(Layout annotation records)
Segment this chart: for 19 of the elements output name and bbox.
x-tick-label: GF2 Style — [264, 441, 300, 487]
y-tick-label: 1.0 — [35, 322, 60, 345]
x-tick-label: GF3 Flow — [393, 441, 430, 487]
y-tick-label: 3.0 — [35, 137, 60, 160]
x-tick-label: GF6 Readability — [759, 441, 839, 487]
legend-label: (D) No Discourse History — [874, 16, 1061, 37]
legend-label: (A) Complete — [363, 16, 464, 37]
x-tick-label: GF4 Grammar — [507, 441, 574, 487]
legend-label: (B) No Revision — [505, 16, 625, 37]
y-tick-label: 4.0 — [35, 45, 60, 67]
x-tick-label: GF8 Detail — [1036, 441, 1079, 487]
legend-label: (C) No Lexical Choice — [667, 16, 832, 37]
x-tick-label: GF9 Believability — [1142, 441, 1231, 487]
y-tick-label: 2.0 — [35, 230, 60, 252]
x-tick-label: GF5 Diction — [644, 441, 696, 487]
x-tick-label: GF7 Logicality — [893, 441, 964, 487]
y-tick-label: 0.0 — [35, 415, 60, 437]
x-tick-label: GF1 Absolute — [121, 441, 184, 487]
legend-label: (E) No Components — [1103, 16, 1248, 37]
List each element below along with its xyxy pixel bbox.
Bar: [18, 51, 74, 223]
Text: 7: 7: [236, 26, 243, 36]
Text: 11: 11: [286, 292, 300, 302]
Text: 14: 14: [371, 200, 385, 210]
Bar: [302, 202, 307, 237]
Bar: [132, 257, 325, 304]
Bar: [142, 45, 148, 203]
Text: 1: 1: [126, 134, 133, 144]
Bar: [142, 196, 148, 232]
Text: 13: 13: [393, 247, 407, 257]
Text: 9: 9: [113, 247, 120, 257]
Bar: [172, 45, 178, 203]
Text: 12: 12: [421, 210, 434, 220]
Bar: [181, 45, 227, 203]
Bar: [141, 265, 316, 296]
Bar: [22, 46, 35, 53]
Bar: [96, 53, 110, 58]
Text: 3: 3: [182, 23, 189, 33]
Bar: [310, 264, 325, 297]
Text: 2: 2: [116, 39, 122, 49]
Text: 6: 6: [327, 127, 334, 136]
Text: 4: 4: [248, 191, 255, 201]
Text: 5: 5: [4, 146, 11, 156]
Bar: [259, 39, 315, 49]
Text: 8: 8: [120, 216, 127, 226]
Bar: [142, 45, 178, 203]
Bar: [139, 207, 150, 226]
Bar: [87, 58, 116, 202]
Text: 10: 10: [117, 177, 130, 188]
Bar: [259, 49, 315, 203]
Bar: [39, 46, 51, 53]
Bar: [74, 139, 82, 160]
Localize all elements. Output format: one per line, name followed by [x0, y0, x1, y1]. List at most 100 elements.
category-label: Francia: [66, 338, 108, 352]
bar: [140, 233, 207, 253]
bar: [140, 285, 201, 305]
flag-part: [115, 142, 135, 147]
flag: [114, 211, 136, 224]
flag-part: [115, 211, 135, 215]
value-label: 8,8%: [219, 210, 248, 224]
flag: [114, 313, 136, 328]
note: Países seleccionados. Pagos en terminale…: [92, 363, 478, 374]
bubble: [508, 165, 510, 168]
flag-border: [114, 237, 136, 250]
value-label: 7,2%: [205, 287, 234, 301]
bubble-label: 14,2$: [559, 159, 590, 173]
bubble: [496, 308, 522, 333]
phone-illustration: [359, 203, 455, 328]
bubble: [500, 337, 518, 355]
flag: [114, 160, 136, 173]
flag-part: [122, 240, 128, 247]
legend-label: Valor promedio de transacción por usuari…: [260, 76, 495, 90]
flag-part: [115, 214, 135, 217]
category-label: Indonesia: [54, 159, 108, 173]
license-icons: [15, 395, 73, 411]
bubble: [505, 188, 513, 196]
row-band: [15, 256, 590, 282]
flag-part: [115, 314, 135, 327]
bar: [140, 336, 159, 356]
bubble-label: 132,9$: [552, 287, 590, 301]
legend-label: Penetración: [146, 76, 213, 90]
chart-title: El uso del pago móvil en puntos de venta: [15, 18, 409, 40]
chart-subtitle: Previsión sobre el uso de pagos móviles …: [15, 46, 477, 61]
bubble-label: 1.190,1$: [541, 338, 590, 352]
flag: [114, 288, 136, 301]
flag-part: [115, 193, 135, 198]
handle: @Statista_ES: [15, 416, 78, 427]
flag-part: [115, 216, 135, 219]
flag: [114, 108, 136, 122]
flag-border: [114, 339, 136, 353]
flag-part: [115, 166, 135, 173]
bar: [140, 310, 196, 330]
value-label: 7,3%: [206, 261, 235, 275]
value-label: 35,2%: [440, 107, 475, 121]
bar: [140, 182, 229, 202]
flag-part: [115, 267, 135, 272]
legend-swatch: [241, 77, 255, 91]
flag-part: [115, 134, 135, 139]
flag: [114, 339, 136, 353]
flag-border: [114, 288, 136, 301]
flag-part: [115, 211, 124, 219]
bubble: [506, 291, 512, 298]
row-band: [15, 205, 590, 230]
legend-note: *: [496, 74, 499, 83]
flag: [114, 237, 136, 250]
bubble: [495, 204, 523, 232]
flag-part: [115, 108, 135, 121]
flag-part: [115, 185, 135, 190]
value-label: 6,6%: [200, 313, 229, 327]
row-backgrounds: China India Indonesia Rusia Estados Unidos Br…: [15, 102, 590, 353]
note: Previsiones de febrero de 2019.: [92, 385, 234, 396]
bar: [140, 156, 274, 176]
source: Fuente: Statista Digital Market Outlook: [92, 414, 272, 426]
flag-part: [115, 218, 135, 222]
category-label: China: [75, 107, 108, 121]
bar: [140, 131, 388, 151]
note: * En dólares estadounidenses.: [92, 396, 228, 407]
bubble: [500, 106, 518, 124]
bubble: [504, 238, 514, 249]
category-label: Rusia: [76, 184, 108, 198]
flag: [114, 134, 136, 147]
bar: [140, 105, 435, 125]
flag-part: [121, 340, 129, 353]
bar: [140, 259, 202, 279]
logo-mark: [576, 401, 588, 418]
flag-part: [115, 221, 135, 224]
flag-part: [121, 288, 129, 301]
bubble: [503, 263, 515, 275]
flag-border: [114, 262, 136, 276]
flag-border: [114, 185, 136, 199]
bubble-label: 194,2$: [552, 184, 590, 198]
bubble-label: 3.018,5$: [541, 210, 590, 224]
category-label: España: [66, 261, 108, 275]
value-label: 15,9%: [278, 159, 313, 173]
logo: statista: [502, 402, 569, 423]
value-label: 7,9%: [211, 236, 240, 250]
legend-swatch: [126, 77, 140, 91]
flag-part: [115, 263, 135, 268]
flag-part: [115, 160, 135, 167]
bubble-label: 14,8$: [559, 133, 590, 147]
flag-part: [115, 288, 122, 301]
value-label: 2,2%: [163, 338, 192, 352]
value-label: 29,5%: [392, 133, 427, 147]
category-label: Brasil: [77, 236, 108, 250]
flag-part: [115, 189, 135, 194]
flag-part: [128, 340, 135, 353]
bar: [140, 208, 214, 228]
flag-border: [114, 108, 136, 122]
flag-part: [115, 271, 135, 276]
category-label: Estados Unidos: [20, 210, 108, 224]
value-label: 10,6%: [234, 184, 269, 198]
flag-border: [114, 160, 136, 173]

> DESCRIPTION OF THE TASK:
Copy out every line of the items above, character for character, with nothing changed or left out.

> OUTPUT OF THE TASK:
Segment this chart: for 19 of the elements output name and bbox.
x-tick-label: GF2 Style — [264, 441, 300, 487]
y-tick-label: 1.0 — [35, 322, 60, 345]
x-tick-label: GF3 Flow — [393, 441, 430, 487]
y-tick-label: 3.0 — [35, 137, 60, 160]
x-tick-label: GF6 Readability — [759, 441, 839, 487]
legend-label: (D) No Discourse History — [874, 16, 1061, 37]
legend-label: (A) Complete — [363, 16, 464, 37]
x-tick-label: GF4 Grammar — [507, 441, 574, 487]
legend-label: (B) No Revision — [505, 16, 625, 37]
y-tick-label: 4.0 — [35, 45, 60, 67]
x-tick-label: GF8 Detail — [1036, 441, 1079, 487]
legend-label: (C) No Lexical Choice — [667, 16, 832, 37]
x-tick-label: GF9 Believability — [1142, 441, 1231, 487]
y-tick-label: 2.0 — [35, 230, 60, 252]
x-tick-label: GF5 Diction — [644, 441, 696, 487]
x-tick-label: GF7 Logicality — [893, 441, 964, 487]
y-tick-label: 0.0 — [35, 415, 60, 437]
x-tick-label: GF1 Absolute — [121, 441, 184, 487]
legend-label: (E) No Components — [1103, 16, 1248, 37]
List each element below along with its xyxy pixel bbox.
Bar: [18, 51, 74, 223]
Text: 7: 7: [236, 26, 243, 36]
Text: 11: 11: [286, 292, 300, 302]
Text: 14: 14: [371, 200, 385, 210]
Bar: [302, 202, 307, 237]
Bar: [132, 257, 325, 304]
Bar: [142, 45, 148, 203]
Text: 1: 1: [126, 134, 133, 144]
Bar: [142, 196, 148, 232]
Text: 13: 13: [393, 247, 407, 257]
Text: 9: 9: [113, 247, 120, 257]
Bar: [172, 45, 178, 203]
Text: 12: 12: [421, 210, 434, 220]
Bar: [181, 45, 227, 203]
Bar: [141, 265, 316, 296]
Bar: [22, 46, 35, 53]
Bar: [96, 53, 110, 58]
Text: 3: 3: [182, 23, 189, 33]
Bar: [310, 264, 325, 297]
Text: 2: 2: [116, 39, 122, 49]
Text: 6: 6: [327, 127, 334, 136]
Text: 4: 4: [248, 191, 255, 201]
Text: 5: 5: [4, 146, 11, 156]
Bar: [259, 39, 315, 49]
Text: 8: 8: [120, 216, 127, 226]
Bar: [142, 45, 178, 203]
Bar: [139, 207, 150, 226]
Bar: [87, 58, 116, 202]
Text: 10: 10: [117, 177, 130, 188]
Bar: [259, 49, 315, 203]
Bar: [39, 46, 51, 53]
Bar: [74, 139, 82, 160]
Localize all elements. Output format: one per line, name followed by [x0, y0, x1, y1]. List at most 100 elements.
category-label: Francia: [66, 338, 108, 352]
bar: [140, 233, 207, 253]
bar: [140, 285, 201, 305]
flag-part: [115, 142, 135, 147]
flag: [114, 211, 136, 224]
flag-part: [115, 211, 135, 215]
value-label: 8,8%: [219, 210, 248, 224]
flag: [114, 313, 136, 328]
note: Países seleccionados. Pagos en terminale…: [92, 363, 478, 374]
bubble: [508, 165, 510, 168]
flag-border: [114, 237, 136, 250]
value-label: 7,2%: [205, 287, 234, 301]
bubble-label: 14,2$: [559, 159, 590, 173]
bubble: [496, 308, 522, 333]
phone-illustration: [359, 203, 455, 328]
bubble: [500, 337, 518, 355]
flag: [114, 160, 136, 173]
flag-part: [122, 240, 128, 247]
legend-label: Valor promedio de transacción por usuari…: [260, 76, 495, 90]
flag-part: [115, 214, 135, 217]
category-label: Indonesia: [54, 159, 108, 173]
license-icons: [15, 395, 73, 411]
bubble: [505, 188, 513, 196]
row-band: [15, 256, 590, 282]
flag-part: [115, 314, 135, 327]
bar: [140, 336, 159, 356]
bubble-label: 132,9$: [552, 287, 590, 301]
legend-label: Penetración: [146, 76, 213, 90]
chart-title: El uso del pago móvil en puntos de venta: [15, 18, 409, 40]
chart-subtitle: Previsión sobre el uso de pagos móviles …: [15, 46, 477, 61]
bubble-label: 1.190,1$: [541, 338, 590, 352]
flag: [114, 288, 136, 301]
flag-part: [115, 193, 135, 198]
handle: @Statista_ES: [15, 416, 78, 427]
flag-part: [115, 216, 135, 219]
flag: [114, 108, 136, 122]
flag-border: [114, 339, 136, 353]
flag-part: [115, 166, 135, 173]
bar: [140, 310, 196, 330]
value-label: 7,3%: [206, 261, 235, 275]
value-label: 35,2%: [440, 107, 475, 121]
bar: [140, 182, 229, 202]
flag-part: [115, 267, 135, 272]
legend-swatch: [241, 77, 255, 91]
flag-part: [115, 134, 135, 139]
flag: [114, 339, 136, 353]
flag-border: [114, 288, 136, 301]
flag-part: [115, 211, 124, 219]
bubble: [506, 291, 512, 298]
row-band: [15, 205, 590, 230]
legend-note: *: [496, 74, 499, 83]
flag: [114, 237, 136, 250]
bubble: [495, 204, 523, 232]
flag-part: [115, 108, 135, 121]
flag-part: [115, 185, 135, 190]
value-label: 6,6%: [200, 313, 229, 327]
row-backgrounds: China India Indonesia Rusia Estados Unidos Br…: [15, 102, 590, 353]
note: Previsiones de febrero de 2019.: [92, 385, 234, 396]
bar: [140, 156, 274, 176]
source: Fuente: Statista Digital Market Outlook: [92, 414, 272, 426]
flag-part: [115, 218, 135, 222]
category-label: China: [75, 107, 108, 121]
bar: [140, 131, 388, 151]
note: * En dólares estadounidenses.: [92, 396, 228, 407]
bubble: [500, 106, 518, 124]
bubble: [504, 238, 514, 249]
category-label: Rusia: [76, 184, 108, 198]
flag: [114, 134, 136, 147]
bar: [140, 105, 435, 125]
flag-part: [121, 340, 129, 353]
bar: [140, 259, 202, 279]
logo-mark: [576, 401, 588, 418]
flag-part: [115, 221, 135, 224]
flag-part: [121, 288, 129, 301]
bubble: [503, 263, 515, 275]
flag-border: [114, 262, 136, 276]
flag-border: [114, 185, 136, 199]
bubble-label: 194,2$: [552, 184, 590, 198]
bubble-label: 3.018,5$: [541, 210, 590, 224]
category-label: España: [66, 261, 108, 275]
value-label: 15,9%: [278, 159, 313, 173]
logo: statista: [502, 402, 569, 423]
value-label: 7,9%: [211, 236, 240, 250]
legend-swatch: [126, 77, 140, 91]
flag-part: [115, 263, 135, 268]
flag-part: [115, 160, 135, 167]
bubble-label: 14,8$: [559, 133, 590, 147]
flag-part: [115, 288, 122, 301]
value-label: 2,2%: [163, 338, 192, 352]
value-label: 29,5%: [392, 133, 427, 147]
category-label: Brasil: [77, 236, 108, 250]
flag-part: [115, 189, 135, 194]
flag-part: [128, 340, 135, 353]
bar: [140, 208, 214, 228]
flag-border: [114, 108, 136, 122]
flag-part: [115, 271, 135, 276]
category-label: Estados Unidos: [20, 210, 108, 224]
value-label: 10,6%: [234, 184, 269, 198]
flag-border: [114, 160, 136, 173]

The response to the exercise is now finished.